[PROBLEM TO SOLVE]: The exercise asks for every line of the data to be reproduced exactly.

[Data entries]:
+ + + +
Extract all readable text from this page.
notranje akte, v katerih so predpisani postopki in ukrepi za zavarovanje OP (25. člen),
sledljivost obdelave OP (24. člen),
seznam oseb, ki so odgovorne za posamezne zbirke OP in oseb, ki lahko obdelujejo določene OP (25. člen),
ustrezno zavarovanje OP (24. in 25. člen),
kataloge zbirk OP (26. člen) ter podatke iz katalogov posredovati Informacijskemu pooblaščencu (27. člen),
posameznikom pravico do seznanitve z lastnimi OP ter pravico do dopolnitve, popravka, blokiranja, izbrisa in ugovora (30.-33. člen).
+ + + +
[OUTPUT OF THE EXERCISE]:
Extract all readable text from this page.
notranje akte, v katerih so predpisani postopki in ukrepi za zavarovanje OP (25. člen),
sledljivost obdelave OP (24. člen),
seznam oseb, ki so odgovorne za posamezne zbirke OP in oseb, ki lahko obdelujejo določene OP (25. člen),
ustrezno zavarovanje OP (24. in 25. člen),
kataloge zbirk OP (26. člen) ter podatke iz katalogov posredovati Informacijskemu pooblaščencu (27. člen),
posameznikom pravico do seznanitve z lastnimi OP ter pravico do dopolnitve, popravka, blokiranja, izbrisa in ugovora (30.-33. člen).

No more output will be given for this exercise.